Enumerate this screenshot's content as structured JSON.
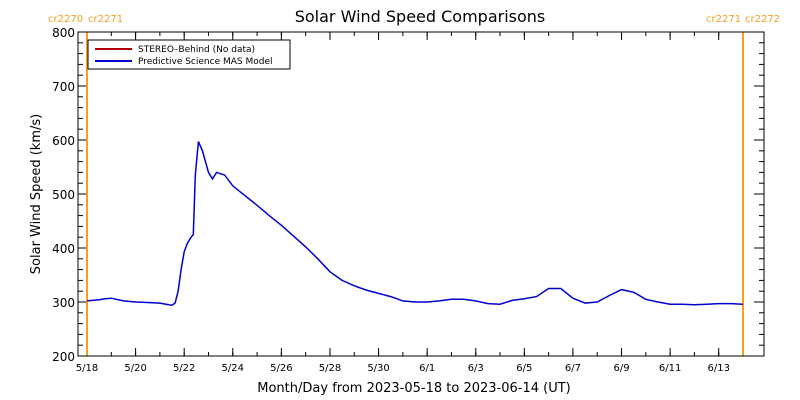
{
  "chart_data": {
    "type": "line",
    "title": "Solar Wind Speed Comparisons",
    "xlabel": "Month/Day from 2023-05-18 to 2023-06-14 (UT)",
    "ylabel": "Solar Wind Speed (km/s)",
    "xlim": [
      "2023-05-18",
      "2023-06-14"
    ],
    "ylim": [
      200,
      800
    ],
    "x_tick_labels": [
      "5/18",
      "5/20",
      "5/22",
      "5/24",
      "5/26",
      "5/28",
      "5/30",
      "6/1",
      "6/3",
      "6/5",
      "6/7",
      "6/9",
      "6/11",
      "6/13"
    ],
    "x_tick_values": [
      "2023-05-18",
      "2023-05-20",
      "2023-05-22",
      "2023-05-24",
      "2023-05-26",
      "2023-05-28",
      "2023-05-30",
      "2023-06-01",
      "2023-06-03",
      "2023-06-05",
      "2023-06-07",
      "2023-06-09",
      "2023-06-11",
      "2023-06-13"
    ],
    "y_ticks": [
      200,
      300,
      400,
      500,
      600,
      700,
      800
    ],
    "legend_position": "top-left",
    "series": [
      {
        "name": "STEREO–Behind (No data)",
        "color": "#b00000",
        "x": [],
        "y": []
      },
      {
        "name": "Predictive Science MAS Model",
        "color": "#0000d0",
        "x": [
          "2023-05-18",
          "2023-05-18T12:00",
          "2023-05-18T18:00",
          "2023-05-19",
          "2023-05-19T12:00",
          "2023-05-20",
          "2023-05-20T12:00",
          "2023-05-21",
          "2023-05-21T06:00",
          "2023-05-21T12:00",
          "2023-05-21T15:00",
          "2023-05-21T18:00",
          "2023-05-21T21:00",
          "2023-05-22",
          "2023-05-22T03:00",
          "2023-05-22T06:00",
          "2023-05-22T09:00",
          "2023-05-22T11:00",
          "2023-05-22T14:00",
          "2023-05-22T18:00",
          "2023-05-23",
          "2023-05-23T04:00",
          "2023-05-23T08:00",
          "2023-05-23T16:00",
          "2023-05-24",
          "2023-05-24T12:00",
          "2023-05-25",
          "2023-05-25T12:00",
          "2023-05-26",
          "2023-05-26T12:00",
          "2023-05-27",
          "2023-05-27T12:00",
          "2023-05-28",
          "2023-05-28T12:00",
          "2023-05-29",
          "2023-05-29T12:00",
          "2023-05-30",
          "2023-05-30T12:00",
          "2023-05-31",
          "2023-05-31T12:00",
          "2023-06-01",
          "2023-06-01T12:00",
          "2023-06-02",
          "2023-06-02T12:00",
          "2023-06-03",
          "2023-06-03T12:00",
          "2023-06-04",
          "2023-06-04T12:00",
          "2023-06-05",
          "2023-06-05T12:00",
          "2023-06-06",
          "2023-06-06T12:00",
          "2023-06-07",
          "2023-06-07T12:00",
          "2023-06-08",
          "2023-06-08T12:00",
          "2023-06-09",
          "2023-06-09T12:00",
          "2023-06-10",
          "2023-06-10T12:00",
          "2023-06-11",
          "2023-06-11T12:00",
          "2023-06-12",
          "2023-06-12T12:00",
          "2023-06-13",
          "2023-06-13T12:00",
          "2023-06-14"
        ],
        "y": [
          302,
          304,
          306,
          307,
          302,
          300,
          299,
          298,
          296,
          294,
          298,
          320,
          360,
          393,
          408,
          418,
          425,
          535,
          597,
          580,
          540,
          528,
          540,
          535,
          515,
          497,
          479,
          460,
          442,
          422,
          402,
          380,
          356,
          340,
          330,
          322,
          316,
          310,
          302,
          300,
          300,
          302,
          305,
          305,
          302,
          297,
          296,
          303,
          306,
          310,
          325,
          325,
          307,
          298,
          300,
          312,
          323,
          318,
          305,
          300,
          296,
          296,
          295,
          296,
          297,
          297,
          296
        ]
      }
    ],
    "carrington_labels": [
      {
        "text": "cr2270",
        "x": "2023-05-18"
      },
      {
        "text": "cr2271",
        "x": "2023-05-18"
      },
      {
        "text": "cr2271",
        "x": "2023-06-14"
      },
      {
        "text": "cr2272",
        "x": "2023-06-14"
      }
    ],
    "colors": {
      "frame": "#000000",
      "rotation_lines": "#f5a01e",
      "model": "#0000d0",
      "stereo": "#b00000"
    }
  }
}
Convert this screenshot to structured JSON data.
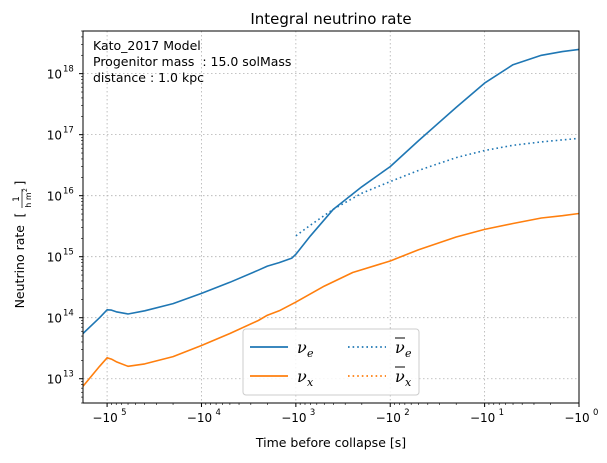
{
  "chart_data": {
    "type": "line",
    "title": "Integral neutrino rate",
    "xlabel": "Time before collapse [s]",
    "ylabel": "Neutrino rate",
    "ylabel_unit_num": "1",
    "ylabel_unit_den": "h m",
    "ylabel_unit_exp": "2",
    "xscale": "symlog-negative",
    "yscale": "log",
    "xlim": [
      -180000,
      -1
    ],
    "ylim": [
      4000000000000.0,
      5e+18
    ],
    "grid": true,
    "legend_placement": "lower center",
    "annotations": [
      "Kato_2017 Model",
      "Progenitor mass  : 15.0 solMass",
      "distance : 1.0 kpc"
    ],
    "x_ticks": [
      {
        "value": -100000,
        "base": "−10",
        "exp": "5"
      },
      {
        "value": -10000,
        "base": "−10",
        "exp": "4"
      },
      {
        "value": -1000,
        "base": "−10",
        "exp": "3"
      },
      {
        "value": -100,
        "base": "−10",
        "exp": "2"
      },
      {
        "value": -10,
        "base": "−10",
        "exp": "1"
      },
      {
        "value": -1,
        "base": "−10",
        "exp": "0"
      }
    ],
    "y_ticks": [
      {
        "value": 10000000000000.0,
        "base": "10",
        "exp": "13"
      },
      {
        "value": 100000000000000.0,
        "base": "10",
        "exp": "14"
      },
      {
        "value": 1000000000000000.0,
        "base": "10",
        "exp": "15"
      },
      {
        "value": 1e+16,
        "base": "10",
        "exp": "16"
      },
      {
        "value": 1e+17,
        "base": "10",
        "exp": "17"
      },
      {
        "value": 1e+18,
        "base": "10",
        "exp": "18"
      }
    ],
    "series": [
      {
        "name": "ν",
        "sub": "e",
        "bar": false,
        "color": "#1f77b4",
        "dash": "solid",
        "x": [
          -180000,
          -120000,
          -100000,
          -90000,
          -80000,
          -60000,
          -40000,
          -20000,
          -10000,
          -5000,
          -2500,
          -2000,
          -1500,
          -1100,
          -1000,
          -700,
          -400,
          -200,
          -100,
          -50,
          -20,
          -10,
          -5,
          -2.5,
          -1.5,
          -1
        ],
        "y": [
          55000000000000.0,
          100000000000000.0,
          135000000000000.0,
          133000000000000.0,
          125000000000000.0,
          115000000000000.0,
          130000000000000.0,
          170000000000000.0,
          250000000000000.0,
          380000000000000.0,
          600000000000000.0,
          700000000000000.0,
          800000000000000.0,
          950000000000000.0,
          1100000000000000.0,
          2200000000000000.0,
          6000000000000000.0,
          1.4e+16,
          3e+16,
          8e+16,
          2.8e+17,
          7e+17,
          1.4e+18,
          2e+18,
          2.3e+18,
          2.5e+18
        ]
      },
      {
        "name": "ν",
        "sub": "x",
        "bar": false,
        "color": "#ff7f0e",
        "dash": "solid",
        "x": [
          -180000,
          -120000,
          -100000,
          -90000,
          -80000,
          -60000,
          -40000,
          -20000,
          -10000,
          -5000,
          -2500,
          -2000,
          -1500,
          -1000,
          -500,
          -250,
          -100,
          -50,
          -20,
          -10,
          -5,
          -2.5,
          -1.5,
          -1
        ],
        "y": [
          7500000000000.0,
          16000000000000.0,
          22000000000000.0,
          21000000000000.0,
          19000000000000.0,
          16000000000000.0,
          17500000000000.0,
          23000000000000.0,
          35000000000000.0,
          55000000000000.0,
          90000000000000.0,
          110000000000000.0,
          130000000000000.0,
          180000000000000.0,
          330000000000000.0,
          550000000000000.0,
          850000000000000.0,
          1300000000000000.0,
          2100000000000000.0,
          2800000000000000.0,
          3500000000000000.0,
          4300000000000000.0,
          4700000000000000.0,
          5100000000000000.0
        ]
      },
      {
        "name": "ν",
        "sub": "e",
        "bar": true,
        "color": "#1f77b4",
        "dash": "dotted",
        "x": [
          -1000,
          -700,
          -400,
          -200,
          -100,
          -50,
          -20,
          -10,
          -5,
          -2.5,
          -1.5,
          -1
        ],
        "y": [
          2200000000000000.0,
          3300000000000000.0,
          6000000000000000.0,
          1.1e+16,
          1.7e+16,
          2.6e+16,
          4.2e+16,
          5.5e+16,
          6.7e+16,
          7.6e+16,
          8.2e+16,
          8.7e+16
        ]
      },
      {
        "name": "ν",
        "sub": "x",
        "bar": true,
        "color": "#ff7f0e",
        "dash": "dotted",
        "x": [],
        "y": []
      }
    ]
  }
}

━━━

Sift the material for lines with the string "JSON". Copy each one found.

Enumerate this screenshot's content as structured JSON.
Convert this screenshot to structured JSON data.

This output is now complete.